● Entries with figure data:

*-*-*

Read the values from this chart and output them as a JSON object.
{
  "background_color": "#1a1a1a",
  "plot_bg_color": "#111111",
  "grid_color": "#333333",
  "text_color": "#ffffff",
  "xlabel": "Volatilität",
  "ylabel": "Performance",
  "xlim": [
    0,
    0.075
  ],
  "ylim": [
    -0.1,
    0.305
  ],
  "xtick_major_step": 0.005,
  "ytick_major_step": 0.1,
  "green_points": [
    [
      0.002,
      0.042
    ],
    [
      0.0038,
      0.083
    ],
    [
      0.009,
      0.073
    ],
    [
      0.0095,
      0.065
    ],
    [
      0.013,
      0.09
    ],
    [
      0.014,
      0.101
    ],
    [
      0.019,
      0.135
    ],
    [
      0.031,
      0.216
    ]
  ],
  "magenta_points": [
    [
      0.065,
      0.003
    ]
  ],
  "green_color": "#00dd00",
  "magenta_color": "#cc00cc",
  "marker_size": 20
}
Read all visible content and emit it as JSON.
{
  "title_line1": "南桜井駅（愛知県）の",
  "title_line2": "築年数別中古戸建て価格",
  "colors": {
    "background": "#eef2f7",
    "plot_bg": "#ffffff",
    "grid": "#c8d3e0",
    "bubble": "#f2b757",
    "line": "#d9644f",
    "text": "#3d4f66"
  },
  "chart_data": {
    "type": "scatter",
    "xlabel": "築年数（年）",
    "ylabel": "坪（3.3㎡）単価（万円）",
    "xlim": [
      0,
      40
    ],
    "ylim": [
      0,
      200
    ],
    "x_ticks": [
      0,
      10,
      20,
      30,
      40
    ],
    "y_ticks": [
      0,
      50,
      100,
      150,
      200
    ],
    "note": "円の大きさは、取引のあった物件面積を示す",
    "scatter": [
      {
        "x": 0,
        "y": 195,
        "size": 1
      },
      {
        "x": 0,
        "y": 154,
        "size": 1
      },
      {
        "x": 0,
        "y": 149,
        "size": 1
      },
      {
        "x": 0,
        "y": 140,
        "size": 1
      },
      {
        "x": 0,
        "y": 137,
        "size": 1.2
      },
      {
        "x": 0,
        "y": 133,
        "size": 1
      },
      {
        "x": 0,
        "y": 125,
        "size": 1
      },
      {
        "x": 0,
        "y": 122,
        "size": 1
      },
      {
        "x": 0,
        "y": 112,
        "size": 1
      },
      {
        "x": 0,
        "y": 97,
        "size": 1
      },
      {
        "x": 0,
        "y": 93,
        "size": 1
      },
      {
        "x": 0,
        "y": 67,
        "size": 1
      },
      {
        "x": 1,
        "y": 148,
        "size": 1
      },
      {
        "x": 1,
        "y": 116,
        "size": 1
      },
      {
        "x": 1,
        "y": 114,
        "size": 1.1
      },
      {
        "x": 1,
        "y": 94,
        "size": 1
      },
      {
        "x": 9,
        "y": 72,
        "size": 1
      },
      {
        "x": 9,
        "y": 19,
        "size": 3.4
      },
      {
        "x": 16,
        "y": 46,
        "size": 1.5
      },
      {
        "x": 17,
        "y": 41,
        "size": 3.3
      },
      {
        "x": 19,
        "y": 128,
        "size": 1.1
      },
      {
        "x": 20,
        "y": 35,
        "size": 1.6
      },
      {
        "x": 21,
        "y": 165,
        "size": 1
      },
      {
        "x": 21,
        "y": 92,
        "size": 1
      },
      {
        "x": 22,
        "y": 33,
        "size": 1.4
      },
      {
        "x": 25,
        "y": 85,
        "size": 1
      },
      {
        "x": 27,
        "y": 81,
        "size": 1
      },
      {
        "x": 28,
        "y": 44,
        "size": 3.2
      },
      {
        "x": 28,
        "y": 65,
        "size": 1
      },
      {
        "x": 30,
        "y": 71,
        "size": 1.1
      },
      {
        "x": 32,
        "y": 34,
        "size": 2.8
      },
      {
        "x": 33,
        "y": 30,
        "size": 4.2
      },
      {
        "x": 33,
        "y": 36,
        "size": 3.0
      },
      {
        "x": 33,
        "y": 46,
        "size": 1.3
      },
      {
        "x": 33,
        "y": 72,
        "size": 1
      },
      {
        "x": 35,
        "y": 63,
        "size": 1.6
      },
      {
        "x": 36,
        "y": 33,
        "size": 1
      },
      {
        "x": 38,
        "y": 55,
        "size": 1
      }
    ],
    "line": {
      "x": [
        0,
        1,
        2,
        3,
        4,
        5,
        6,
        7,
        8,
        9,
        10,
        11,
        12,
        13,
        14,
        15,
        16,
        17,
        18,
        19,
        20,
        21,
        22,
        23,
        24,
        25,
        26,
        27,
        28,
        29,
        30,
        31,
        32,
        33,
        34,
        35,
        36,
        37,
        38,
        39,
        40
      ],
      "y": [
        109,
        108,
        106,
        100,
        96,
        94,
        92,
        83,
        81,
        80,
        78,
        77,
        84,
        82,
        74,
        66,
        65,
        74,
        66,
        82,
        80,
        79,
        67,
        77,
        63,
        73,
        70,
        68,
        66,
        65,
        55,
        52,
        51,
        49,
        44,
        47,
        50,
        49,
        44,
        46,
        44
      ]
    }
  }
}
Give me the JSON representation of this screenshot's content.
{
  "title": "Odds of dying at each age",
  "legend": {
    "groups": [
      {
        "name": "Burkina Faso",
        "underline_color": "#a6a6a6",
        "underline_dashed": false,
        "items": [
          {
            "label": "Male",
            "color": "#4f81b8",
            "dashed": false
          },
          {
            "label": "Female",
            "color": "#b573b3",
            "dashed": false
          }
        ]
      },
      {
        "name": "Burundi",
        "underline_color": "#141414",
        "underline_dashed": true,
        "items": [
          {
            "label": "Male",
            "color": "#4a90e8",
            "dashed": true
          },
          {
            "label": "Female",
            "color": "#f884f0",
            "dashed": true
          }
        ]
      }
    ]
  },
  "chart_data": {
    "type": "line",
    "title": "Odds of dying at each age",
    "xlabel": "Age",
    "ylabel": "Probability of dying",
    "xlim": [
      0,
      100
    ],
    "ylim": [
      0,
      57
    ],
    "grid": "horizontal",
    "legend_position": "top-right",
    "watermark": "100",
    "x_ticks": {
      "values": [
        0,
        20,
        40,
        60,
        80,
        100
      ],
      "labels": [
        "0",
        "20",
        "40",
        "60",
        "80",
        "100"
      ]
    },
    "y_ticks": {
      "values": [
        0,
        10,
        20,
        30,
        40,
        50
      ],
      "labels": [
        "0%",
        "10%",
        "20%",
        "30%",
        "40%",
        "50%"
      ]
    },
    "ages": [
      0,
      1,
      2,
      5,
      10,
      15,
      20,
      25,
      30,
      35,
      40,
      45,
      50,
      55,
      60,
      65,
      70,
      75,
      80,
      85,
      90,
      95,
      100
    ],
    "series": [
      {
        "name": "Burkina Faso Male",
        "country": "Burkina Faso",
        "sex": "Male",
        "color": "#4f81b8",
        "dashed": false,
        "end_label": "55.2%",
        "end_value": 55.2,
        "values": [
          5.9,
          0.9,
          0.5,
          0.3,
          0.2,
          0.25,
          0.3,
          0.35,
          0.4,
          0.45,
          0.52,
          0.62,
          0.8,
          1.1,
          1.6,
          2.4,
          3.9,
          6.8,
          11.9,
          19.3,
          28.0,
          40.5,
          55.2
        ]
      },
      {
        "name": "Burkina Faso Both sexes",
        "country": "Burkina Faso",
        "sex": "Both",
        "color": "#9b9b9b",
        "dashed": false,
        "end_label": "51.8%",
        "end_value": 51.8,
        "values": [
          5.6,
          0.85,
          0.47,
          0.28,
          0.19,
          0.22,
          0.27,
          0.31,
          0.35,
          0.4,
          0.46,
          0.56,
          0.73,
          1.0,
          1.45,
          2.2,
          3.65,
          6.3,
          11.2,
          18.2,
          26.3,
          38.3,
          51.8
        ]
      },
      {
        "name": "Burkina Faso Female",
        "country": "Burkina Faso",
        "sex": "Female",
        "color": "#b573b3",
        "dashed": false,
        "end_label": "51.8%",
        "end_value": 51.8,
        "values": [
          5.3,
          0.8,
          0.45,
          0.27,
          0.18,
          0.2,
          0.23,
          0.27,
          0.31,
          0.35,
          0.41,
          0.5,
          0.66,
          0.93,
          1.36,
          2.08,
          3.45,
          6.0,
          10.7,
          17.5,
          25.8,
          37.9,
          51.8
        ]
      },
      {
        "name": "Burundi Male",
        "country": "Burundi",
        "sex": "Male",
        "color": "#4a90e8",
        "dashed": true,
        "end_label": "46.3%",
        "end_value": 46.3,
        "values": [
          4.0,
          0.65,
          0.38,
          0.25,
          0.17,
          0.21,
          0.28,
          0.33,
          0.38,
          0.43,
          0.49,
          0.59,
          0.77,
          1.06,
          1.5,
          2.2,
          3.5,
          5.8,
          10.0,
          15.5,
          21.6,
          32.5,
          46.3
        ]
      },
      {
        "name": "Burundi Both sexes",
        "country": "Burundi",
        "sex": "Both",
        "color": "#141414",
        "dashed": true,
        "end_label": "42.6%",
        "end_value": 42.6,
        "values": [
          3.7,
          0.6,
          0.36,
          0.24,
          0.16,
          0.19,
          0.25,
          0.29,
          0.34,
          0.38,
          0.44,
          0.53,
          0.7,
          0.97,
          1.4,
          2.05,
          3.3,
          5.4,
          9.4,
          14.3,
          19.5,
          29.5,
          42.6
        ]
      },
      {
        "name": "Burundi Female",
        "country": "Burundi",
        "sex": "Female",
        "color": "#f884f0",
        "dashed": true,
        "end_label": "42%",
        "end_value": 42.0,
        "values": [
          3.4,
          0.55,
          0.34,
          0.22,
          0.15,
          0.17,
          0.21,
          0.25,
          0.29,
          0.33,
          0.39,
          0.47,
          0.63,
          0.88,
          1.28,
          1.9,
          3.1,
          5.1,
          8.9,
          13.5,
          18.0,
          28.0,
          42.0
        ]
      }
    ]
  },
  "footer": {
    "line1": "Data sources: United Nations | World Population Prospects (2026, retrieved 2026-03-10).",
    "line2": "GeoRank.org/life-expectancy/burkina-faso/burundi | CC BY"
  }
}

*-*-*

● Problem to solve:
Check each line of the records above for the word "dying", then give the number of lines that have it, with no other words.

● Final result:
3